From the entries below, please gather each line containing the string "Boosted".

** START OF Task data **

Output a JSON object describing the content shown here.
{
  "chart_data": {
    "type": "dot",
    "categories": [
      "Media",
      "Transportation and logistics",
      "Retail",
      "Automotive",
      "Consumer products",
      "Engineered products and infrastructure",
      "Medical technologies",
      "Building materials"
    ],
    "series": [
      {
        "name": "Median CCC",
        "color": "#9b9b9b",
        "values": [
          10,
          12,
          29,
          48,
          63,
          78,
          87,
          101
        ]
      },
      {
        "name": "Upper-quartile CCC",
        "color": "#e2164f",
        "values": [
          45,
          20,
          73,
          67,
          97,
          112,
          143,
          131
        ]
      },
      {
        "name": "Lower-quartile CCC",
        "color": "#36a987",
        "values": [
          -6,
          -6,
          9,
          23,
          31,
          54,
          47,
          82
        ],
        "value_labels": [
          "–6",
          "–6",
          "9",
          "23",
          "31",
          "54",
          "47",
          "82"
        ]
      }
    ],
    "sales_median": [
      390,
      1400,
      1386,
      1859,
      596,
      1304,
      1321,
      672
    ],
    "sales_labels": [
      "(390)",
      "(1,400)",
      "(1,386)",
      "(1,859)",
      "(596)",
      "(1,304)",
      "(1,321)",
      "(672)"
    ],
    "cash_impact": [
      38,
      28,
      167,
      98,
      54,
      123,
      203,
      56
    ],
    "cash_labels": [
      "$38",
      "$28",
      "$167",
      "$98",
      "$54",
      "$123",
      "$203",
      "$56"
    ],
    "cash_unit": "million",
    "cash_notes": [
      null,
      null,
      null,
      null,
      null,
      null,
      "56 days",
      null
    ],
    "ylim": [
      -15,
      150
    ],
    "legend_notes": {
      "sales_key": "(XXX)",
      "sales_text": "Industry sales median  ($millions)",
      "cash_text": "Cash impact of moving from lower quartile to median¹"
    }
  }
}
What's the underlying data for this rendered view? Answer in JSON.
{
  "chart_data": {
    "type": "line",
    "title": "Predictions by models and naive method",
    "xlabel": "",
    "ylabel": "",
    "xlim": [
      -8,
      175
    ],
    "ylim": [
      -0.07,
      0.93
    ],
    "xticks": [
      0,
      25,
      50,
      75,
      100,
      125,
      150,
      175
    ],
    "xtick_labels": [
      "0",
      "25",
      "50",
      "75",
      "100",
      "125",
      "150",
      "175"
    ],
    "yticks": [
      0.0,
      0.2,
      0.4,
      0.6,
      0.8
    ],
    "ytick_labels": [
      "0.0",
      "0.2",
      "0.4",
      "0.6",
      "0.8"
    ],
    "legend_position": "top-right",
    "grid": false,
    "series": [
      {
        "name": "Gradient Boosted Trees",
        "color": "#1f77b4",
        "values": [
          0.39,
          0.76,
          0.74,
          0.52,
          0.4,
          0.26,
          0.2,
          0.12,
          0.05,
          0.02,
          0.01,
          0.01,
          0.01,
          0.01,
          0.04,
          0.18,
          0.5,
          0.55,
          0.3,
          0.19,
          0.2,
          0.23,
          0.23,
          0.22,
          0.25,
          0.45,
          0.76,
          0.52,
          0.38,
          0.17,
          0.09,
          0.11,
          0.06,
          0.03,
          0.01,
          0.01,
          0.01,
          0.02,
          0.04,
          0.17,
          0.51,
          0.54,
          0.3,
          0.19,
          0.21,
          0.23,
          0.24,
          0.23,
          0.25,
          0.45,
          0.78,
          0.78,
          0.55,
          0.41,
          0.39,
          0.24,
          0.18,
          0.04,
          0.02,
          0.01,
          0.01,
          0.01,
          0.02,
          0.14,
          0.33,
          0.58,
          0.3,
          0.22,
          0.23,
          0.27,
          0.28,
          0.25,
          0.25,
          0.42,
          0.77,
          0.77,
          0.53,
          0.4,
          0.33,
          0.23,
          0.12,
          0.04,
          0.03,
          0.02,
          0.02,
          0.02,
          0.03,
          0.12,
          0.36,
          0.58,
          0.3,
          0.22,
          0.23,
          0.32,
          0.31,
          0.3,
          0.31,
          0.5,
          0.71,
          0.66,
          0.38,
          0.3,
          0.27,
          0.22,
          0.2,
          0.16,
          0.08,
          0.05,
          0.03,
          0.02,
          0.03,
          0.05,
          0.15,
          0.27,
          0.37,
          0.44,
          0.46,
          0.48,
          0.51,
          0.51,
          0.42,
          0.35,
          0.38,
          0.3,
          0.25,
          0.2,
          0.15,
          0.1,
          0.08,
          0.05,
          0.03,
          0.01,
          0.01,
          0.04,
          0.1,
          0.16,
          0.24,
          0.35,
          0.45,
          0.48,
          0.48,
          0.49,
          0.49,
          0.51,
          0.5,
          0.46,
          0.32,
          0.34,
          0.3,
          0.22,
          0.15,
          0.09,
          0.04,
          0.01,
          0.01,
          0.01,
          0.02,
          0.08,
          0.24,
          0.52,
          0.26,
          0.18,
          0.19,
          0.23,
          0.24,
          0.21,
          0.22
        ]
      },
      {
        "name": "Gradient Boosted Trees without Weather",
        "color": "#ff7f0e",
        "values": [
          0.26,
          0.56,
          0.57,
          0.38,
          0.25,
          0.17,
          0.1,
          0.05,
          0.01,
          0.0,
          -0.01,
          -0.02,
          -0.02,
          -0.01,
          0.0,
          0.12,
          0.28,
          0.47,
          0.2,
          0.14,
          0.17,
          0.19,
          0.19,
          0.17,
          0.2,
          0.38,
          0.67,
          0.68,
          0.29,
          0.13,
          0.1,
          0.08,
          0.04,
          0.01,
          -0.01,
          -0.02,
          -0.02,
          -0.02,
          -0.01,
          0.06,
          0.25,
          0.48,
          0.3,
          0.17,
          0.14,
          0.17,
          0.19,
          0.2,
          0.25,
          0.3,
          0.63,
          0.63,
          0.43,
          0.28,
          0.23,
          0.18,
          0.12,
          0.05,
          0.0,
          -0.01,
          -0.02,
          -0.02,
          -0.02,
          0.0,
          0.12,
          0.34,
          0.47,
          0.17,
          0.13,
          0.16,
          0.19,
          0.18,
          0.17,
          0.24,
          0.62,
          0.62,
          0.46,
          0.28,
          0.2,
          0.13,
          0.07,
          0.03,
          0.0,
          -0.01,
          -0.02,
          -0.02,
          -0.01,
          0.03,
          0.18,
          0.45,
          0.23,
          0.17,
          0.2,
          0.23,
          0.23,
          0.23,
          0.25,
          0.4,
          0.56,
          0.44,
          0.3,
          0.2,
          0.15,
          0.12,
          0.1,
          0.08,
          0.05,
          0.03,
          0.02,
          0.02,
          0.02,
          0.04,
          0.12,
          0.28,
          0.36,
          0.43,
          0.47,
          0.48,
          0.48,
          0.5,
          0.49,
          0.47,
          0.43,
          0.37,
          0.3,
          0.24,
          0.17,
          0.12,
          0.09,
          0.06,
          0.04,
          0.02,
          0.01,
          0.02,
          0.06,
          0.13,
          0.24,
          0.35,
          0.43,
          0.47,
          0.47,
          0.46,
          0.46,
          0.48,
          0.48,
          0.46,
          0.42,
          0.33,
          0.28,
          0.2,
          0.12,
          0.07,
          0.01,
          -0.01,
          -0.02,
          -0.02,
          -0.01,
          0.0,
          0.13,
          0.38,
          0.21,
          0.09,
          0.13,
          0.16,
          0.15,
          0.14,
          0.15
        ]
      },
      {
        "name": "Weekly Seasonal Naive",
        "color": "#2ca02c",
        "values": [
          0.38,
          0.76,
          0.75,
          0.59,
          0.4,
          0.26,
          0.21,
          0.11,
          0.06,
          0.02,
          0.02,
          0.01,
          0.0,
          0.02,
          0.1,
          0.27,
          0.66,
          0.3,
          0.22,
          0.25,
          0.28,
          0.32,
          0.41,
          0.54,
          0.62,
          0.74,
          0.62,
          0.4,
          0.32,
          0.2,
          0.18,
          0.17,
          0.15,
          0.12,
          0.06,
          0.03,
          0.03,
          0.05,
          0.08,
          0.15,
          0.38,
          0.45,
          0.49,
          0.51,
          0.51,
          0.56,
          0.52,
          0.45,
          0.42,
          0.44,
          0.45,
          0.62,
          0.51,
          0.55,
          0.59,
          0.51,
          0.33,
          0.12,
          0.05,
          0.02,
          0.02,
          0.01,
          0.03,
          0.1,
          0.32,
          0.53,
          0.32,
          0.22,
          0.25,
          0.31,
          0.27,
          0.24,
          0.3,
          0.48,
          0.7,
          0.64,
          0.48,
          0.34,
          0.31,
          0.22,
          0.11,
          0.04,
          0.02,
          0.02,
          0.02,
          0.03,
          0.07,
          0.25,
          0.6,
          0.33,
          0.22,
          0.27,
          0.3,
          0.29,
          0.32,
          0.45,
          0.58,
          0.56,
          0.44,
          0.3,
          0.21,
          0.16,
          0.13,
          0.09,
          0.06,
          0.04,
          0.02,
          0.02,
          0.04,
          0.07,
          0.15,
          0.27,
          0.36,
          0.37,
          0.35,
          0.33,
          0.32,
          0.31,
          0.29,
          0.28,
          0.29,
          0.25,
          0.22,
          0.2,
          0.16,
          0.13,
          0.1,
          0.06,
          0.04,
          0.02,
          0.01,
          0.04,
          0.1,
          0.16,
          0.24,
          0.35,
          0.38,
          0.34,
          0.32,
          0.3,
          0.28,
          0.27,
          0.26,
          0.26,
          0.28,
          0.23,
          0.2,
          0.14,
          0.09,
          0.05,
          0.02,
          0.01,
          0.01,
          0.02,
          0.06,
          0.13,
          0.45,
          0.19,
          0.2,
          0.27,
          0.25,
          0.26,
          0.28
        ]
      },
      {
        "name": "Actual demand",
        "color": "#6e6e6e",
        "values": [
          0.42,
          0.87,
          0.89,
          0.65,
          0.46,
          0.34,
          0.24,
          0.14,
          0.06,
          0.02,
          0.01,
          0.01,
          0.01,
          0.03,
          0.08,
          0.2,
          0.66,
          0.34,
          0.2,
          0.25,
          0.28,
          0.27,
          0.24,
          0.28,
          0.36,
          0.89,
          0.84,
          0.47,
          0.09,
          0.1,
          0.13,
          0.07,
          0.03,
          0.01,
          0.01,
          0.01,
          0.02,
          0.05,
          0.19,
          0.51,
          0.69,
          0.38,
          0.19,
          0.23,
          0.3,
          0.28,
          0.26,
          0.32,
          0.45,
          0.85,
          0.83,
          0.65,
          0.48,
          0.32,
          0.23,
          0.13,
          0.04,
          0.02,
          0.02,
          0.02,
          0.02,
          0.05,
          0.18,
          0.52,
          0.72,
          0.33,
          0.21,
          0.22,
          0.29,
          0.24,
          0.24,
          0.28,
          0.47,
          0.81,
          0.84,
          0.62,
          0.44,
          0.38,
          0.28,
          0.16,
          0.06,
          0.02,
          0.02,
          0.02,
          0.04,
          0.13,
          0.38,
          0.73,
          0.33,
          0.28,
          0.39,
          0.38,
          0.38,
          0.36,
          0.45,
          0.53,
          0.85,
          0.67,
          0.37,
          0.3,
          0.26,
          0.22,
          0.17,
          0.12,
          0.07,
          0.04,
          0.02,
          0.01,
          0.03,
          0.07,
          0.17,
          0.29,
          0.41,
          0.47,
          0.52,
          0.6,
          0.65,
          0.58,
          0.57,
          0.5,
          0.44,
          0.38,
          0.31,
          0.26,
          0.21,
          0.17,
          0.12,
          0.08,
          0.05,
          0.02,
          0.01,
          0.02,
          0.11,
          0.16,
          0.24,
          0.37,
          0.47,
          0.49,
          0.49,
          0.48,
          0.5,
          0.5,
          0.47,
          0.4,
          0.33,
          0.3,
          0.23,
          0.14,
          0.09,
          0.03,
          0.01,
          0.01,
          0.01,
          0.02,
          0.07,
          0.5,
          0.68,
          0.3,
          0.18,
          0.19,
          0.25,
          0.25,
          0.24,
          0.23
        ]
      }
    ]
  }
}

** END OF Task data **

**Response to this task**
        "name": "Gradient Boosted Trees",
        "name": "Gradient Boosted Trees without Weather",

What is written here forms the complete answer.